Set problem:
Reproduce the listing word for word. Skip any image.

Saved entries
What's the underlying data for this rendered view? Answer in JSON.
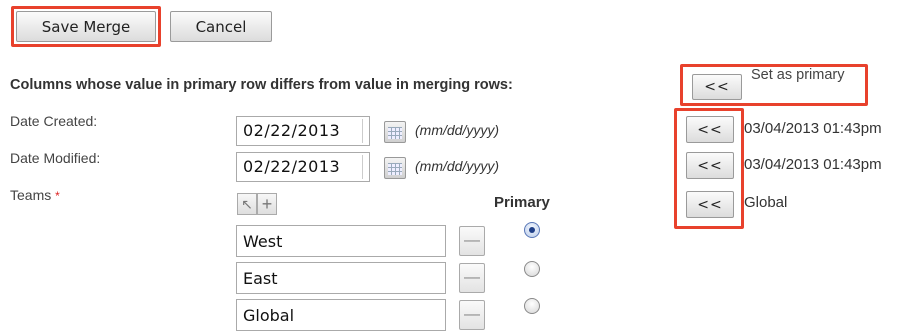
{
  "toolbar": {
    "save_label": "Save Merge",
    "cancel_label": "Cancel"
  },
  "section_heading": "Columns whose value in primary row differs from value in merging rows:",
  "set_primary": {
    "button_label": "<<",
    "label": "Set as primary"
  },
  "fields": [
    {
      "label": "Date Created:",
      "value": "02/22/2013",
      "hint": "(mm/dd/yyyy)",
      "copy_label": "<<",
      "merge_value": "03/04/2013 01:43pm"
    },
    {
      "label": "Date Modified:",
      "value": "02/22/2013",
      "hint": "(mm/dd/yyyy)",
      "copy_label": "<<",
      "merge_value": "03/04/2013 01:43pm"
    }
  ],
  "teams": {
    "label": "Teams",
    "required_mark": "*",
    "select_icon": "arrow-pointer-icon",
    "add_icon": "plus-icon",
    "primary_header": "Primary",
    "copy_label": "<<",
    "merge_value": "Global",
    "rows": [
      {
        "name": "West",
        "primary": true,
        "remove_icon": "minus-icon"
      },
      {
        "name": "East",
        "primary": false,
        "remove_icon": "minus-icon"
      },
      {
        "name": "Global",
        "primary": false,
        "remove_icon": "minus-icon"
      }
    ]
  },
  "colors": {
    "highlight": "#e8412c",
    "radio_selected": "#1f3f88"
  }
}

Exercise answer:
What's the underlying data for this rendered view? Answer in JSON.
{
  "toolbar": {
    "save_label": "Save Merge",
    "cancel_label": "Cancel"
  },
  "section_heading": "Columns whose value in primary row differs from value in merging rows:",
  "set_primary": {
    "button_label": "<<",
    "label": "Set as primary"
  },
  "fields": [
    {
      "label": "Date Created:",
      "value": "02/22/2013",
      "hint": "(mm/dd/yyyy)",
      "copy_label": "<<",
      "merge_value": "03/04/2013 01:43pm"
    },
    {
      "label": "Date Modified:",
      "value": "02/22/2013",
      "hint": "(mm/dd/yyyy)",
      "copy_label": "<<",
      "merge_value": "03/04/2013 01:43pm"
    }
  ],
  "teams": {
    "label": "Teams",
    "required_mark": "*",
    "select_icon": "arrow-pointer-icon",
    "add_icon": "plus-icon",
    "primary_header": "Primary",
    "copy_label": "<<",
    "merge_value": "Global",
    "rows": [
      {
        "name": "West",
        "primary": true,
        "remove_icon": "minus-icon"
      },
      {
        "name": "East",
        "primary": false,
        "remove_icon": "minus-icon"
      },
      {
        "name": "Global",
        "primary": false,
        "remove_icon": "minus-icon"
      }
    ]
  },
  "colors": {
    "highlight": "#e8412c",
    "radio_selected": "#1f3f88"
  }
}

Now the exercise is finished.